**INSTRUCTIONS FOR THE TASK:**
State how many lines of the entries below hold the word "date"; reply with nothing but the number.
── PROVIDED MATERIAL ──
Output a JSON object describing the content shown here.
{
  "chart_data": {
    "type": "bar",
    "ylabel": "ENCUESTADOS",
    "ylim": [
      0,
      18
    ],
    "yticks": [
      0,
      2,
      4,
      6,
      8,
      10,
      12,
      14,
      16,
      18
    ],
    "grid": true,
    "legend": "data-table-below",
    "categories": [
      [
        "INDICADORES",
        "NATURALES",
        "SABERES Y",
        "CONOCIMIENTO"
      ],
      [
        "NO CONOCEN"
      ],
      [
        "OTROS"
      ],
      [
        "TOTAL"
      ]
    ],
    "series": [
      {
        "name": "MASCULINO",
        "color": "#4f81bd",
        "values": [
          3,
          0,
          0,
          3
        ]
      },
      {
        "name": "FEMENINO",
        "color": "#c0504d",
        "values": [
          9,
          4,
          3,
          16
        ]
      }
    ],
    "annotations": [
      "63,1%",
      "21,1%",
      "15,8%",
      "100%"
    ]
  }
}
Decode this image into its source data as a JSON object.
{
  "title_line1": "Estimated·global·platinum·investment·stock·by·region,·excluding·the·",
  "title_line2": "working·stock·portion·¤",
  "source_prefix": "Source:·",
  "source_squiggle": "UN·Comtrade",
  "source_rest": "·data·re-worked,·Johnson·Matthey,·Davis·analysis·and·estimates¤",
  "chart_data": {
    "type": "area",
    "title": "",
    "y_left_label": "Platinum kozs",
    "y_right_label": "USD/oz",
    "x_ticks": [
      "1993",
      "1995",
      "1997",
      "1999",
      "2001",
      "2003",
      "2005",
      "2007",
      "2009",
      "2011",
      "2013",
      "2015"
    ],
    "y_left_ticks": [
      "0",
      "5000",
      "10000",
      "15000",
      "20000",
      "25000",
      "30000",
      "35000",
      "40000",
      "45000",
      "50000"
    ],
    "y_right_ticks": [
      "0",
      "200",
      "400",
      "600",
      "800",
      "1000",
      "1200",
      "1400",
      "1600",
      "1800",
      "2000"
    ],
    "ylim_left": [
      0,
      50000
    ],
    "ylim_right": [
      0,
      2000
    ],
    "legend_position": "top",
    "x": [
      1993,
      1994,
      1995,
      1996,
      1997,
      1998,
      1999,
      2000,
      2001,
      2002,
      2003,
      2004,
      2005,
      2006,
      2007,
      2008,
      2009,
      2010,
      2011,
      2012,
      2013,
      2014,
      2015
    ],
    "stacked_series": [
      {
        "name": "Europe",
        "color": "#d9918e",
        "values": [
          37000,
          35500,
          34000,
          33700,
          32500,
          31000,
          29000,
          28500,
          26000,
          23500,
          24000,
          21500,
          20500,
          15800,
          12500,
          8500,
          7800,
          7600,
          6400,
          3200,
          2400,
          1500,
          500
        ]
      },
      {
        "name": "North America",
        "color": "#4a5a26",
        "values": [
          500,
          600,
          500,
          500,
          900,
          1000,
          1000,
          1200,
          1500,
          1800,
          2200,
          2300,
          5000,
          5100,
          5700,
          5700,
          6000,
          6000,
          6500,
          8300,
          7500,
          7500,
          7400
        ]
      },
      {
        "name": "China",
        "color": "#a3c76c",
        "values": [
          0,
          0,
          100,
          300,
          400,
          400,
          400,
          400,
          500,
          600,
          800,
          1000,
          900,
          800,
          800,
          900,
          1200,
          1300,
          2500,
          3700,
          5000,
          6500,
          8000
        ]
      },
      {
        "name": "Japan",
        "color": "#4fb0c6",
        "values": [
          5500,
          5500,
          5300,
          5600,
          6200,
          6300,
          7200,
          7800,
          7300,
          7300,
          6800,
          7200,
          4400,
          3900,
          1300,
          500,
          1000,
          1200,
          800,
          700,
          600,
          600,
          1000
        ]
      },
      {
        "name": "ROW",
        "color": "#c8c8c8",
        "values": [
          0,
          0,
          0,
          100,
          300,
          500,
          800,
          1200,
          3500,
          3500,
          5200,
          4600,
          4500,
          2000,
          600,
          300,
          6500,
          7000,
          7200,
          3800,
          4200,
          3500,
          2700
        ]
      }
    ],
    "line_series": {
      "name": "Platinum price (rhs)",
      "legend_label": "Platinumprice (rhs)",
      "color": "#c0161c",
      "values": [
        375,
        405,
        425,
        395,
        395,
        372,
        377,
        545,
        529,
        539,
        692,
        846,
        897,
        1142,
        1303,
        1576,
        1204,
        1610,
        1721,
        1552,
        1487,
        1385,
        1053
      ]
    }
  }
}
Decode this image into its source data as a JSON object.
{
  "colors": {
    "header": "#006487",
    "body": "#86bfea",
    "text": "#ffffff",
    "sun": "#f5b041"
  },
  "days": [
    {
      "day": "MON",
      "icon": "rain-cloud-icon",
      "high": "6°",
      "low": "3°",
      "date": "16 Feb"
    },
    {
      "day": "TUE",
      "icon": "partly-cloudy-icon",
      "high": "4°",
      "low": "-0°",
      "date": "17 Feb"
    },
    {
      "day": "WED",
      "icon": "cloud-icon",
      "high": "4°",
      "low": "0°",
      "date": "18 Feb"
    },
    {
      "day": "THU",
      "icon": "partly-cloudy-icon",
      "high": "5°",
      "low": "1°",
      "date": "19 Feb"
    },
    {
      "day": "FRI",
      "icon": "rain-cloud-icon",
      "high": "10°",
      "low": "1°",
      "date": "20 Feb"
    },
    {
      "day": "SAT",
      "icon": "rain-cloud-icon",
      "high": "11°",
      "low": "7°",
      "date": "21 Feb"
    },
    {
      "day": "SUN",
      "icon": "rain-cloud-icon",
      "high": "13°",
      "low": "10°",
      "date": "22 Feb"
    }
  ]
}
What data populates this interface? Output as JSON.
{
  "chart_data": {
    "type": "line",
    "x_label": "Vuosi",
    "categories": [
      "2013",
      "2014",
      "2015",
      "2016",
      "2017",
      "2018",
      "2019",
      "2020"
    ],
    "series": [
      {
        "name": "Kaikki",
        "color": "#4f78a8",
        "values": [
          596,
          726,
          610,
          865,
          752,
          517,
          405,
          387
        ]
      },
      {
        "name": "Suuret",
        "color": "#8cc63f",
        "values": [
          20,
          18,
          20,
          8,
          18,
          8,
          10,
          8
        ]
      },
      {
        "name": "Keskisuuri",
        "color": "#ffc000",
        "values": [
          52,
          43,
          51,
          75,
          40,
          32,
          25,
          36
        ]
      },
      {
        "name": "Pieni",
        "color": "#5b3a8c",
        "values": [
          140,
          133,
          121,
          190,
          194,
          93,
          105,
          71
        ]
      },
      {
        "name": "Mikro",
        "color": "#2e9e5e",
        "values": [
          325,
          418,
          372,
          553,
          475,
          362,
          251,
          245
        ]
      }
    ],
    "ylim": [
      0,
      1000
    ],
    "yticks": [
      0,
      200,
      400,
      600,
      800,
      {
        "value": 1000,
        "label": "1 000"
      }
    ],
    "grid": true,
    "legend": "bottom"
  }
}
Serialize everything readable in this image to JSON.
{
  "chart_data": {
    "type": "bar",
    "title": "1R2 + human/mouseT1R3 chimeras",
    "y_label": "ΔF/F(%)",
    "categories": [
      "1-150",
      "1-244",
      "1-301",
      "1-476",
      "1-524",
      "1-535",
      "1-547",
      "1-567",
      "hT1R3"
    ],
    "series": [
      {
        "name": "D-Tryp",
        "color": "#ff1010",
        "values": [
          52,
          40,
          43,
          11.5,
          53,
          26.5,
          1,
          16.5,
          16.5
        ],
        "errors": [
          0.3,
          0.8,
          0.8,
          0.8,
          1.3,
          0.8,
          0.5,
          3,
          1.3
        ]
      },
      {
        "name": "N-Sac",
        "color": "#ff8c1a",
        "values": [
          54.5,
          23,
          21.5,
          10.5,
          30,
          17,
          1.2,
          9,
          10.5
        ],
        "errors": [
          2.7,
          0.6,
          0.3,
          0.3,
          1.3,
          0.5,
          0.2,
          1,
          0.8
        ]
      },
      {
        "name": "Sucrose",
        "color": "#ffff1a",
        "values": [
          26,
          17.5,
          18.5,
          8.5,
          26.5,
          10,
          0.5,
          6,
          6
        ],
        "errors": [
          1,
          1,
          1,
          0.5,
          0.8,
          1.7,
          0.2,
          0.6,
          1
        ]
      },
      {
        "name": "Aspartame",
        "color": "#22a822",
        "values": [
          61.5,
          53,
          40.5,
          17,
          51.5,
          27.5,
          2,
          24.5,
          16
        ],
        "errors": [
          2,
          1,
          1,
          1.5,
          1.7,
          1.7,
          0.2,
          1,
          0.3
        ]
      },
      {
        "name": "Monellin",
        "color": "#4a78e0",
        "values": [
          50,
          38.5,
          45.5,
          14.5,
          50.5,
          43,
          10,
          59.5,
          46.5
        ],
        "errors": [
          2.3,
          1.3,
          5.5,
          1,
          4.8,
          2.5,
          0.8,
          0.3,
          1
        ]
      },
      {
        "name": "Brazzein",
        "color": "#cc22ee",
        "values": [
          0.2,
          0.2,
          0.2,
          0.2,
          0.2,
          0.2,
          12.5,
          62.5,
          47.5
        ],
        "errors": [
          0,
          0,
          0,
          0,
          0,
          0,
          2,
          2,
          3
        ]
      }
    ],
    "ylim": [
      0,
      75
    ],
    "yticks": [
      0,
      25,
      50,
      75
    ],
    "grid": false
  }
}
───
**FULL RESPONSE:**
7